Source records
+++

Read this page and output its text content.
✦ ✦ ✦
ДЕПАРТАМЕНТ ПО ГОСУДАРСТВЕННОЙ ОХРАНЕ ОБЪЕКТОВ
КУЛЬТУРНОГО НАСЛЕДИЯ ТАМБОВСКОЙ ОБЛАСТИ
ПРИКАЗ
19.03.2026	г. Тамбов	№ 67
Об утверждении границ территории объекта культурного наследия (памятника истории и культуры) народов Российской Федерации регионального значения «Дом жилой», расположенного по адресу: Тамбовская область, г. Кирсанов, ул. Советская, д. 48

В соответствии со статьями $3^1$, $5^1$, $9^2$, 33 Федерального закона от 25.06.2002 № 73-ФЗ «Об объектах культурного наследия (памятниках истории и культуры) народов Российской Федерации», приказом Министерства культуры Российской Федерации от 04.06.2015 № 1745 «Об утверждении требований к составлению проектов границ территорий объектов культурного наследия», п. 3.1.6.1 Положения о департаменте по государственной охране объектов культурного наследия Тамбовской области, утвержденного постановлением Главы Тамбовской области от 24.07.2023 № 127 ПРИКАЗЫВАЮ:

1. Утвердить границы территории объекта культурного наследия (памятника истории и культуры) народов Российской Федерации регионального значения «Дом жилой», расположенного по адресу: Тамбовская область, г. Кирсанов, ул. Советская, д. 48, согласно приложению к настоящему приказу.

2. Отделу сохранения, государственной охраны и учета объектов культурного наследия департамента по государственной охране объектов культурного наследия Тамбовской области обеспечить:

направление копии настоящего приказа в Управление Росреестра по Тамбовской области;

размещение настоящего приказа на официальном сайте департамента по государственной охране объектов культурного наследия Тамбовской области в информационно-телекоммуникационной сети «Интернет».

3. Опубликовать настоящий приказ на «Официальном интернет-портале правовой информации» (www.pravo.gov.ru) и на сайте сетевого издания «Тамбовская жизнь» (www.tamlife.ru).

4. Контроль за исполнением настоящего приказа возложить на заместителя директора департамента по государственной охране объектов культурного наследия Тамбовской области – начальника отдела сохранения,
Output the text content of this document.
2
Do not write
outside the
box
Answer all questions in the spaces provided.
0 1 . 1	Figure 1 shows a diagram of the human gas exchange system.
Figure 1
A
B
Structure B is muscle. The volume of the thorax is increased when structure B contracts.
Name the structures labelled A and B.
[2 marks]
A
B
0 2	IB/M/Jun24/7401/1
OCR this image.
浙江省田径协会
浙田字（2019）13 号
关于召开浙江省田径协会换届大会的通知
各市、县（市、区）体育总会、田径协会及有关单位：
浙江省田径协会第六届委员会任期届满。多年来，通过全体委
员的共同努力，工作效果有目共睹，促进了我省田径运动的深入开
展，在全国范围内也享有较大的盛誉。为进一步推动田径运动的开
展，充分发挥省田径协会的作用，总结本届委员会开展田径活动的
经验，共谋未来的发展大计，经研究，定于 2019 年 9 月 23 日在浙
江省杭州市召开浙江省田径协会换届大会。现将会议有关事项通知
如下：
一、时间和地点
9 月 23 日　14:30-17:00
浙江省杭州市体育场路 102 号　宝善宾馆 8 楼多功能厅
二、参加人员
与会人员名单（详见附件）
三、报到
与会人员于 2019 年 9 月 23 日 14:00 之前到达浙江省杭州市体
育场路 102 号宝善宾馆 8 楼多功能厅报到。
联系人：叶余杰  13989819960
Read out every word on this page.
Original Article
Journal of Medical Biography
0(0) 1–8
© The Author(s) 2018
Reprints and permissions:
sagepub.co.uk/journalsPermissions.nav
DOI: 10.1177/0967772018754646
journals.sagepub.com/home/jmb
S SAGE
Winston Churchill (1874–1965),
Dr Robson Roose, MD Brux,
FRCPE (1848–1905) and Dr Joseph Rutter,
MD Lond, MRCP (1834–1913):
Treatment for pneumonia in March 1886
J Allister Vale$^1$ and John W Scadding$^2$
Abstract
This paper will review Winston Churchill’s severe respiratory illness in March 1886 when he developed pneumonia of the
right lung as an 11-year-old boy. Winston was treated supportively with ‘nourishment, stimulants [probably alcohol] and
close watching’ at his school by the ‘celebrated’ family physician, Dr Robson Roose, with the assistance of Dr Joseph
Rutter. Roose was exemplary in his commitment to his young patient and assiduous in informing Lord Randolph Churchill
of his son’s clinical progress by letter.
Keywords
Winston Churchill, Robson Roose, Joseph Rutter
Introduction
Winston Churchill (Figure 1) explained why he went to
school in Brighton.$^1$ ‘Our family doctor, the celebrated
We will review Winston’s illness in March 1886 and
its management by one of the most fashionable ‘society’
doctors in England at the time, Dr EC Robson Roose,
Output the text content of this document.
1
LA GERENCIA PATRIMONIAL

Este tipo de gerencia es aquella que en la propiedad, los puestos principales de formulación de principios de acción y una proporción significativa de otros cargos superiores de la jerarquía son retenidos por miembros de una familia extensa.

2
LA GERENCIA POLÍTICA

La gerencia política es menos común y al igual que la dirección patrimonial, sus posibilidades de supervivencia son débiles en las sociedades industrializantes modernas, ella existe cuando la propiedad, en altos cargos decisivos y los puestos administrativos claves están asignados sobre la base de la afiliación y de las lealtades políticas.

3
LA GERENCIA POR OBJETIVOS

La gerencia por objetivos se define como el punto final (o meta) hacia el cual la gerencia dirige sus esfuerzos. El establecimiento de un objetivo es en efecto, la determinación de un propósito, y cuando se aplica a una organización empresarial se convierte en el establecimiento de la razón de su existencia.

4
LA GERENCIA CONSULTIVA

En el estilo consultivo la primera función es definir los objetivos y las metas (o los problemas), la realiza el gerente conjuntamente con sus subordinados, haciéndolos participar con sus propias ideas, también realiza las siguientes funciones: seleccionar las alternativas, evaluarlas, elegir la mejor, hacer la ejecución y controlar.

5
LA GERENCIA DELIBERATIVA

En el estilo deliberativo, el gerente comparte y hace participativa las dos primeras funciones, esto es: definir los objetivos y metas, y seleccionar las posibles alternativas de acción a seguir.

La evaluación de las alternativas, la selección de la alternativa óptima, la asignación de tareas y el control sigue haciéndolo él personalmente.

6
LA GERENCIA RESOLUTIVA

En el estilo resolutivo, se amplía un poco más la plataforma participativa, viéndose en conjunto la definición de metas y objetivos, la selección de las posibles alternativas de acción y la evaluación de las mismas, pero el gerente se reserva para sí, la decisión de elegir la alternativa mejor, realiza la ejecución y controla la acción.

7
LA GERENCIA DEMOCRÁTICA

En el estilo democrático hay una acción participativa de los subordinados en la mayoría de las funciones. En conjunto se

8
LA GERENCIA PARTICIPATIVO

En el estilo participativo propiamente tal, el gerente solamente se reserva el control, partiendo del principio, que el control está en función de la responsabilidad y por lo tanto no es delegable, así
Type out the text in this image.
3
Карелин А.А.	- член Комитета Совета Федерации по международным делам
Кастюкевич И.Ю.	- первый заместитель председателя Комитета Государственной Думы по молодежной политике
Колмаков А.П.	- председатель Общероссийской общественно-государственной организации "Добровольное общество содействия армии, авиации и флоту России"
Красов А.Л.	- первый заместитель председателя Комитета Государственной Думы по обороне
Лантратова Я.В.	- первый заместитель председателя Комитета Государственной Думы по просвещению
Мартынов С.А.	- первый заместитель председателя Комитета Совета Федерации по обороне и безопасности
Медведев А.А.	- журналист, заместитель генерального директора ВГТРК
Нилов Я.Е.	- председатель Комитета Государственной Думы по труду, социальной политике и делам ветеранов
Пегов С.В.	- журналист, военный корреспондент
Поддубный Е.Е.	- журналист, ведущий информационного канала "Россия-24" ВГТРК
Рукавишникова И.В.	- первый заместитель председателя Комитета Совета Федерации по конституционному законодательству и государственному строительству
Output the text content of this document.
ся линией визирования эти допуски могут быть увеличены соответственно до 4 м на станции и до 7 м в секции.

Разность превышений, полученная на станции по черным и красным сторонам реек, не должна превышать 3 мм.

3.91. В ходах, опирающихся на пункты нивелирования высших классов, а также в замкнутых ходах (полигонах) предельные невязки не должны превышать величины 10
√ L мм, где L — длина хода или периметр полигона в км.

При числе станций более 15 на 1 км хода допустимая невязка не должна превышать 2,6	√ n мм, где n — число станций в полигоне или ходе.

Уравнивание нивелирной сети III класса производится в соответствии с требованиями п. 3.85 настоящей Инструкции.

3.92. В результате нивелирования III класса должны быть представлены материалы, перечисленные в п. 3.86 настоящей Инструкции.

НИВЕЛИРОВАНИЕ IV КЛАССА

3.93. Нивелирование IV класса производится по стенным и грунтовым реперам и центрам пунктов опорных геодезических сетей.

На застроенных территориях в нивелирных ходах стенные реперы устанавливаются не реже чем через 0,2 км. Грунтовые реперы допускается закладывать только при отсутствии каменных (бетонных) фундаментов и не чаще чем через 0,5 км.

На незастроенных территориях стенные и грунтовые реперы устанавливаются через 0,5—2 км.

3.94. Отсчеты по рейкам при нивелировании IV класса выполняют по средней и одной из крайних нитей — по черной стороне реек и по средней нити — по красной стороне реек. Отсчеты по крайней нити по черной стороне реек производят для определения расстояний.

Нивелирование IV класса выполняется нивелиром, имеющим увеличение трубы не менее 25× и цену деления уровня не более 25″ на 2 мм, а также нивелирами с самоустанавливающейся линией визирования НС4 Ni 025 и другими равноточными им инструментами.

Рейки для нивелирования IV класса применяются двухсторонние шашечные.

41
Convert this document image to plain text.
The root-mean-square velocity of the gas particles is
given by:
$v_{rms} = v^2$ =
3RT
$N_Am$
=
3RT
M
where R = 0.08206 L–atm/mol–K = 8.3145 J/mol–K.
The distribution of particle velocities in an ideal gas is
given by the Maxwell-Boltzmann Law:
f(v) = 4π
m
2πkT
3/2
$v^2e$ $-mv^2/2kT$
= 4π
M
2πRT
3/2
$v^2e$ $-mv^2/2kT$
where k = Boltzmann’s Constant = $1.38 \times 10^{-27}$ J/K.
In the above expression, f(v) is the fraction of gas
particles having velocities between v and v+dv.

+++

What is needed: In the records above, find each line holding "given" and copy it.

Answer to this task:
given by:
given by the Maxwell-Boltzmann Law:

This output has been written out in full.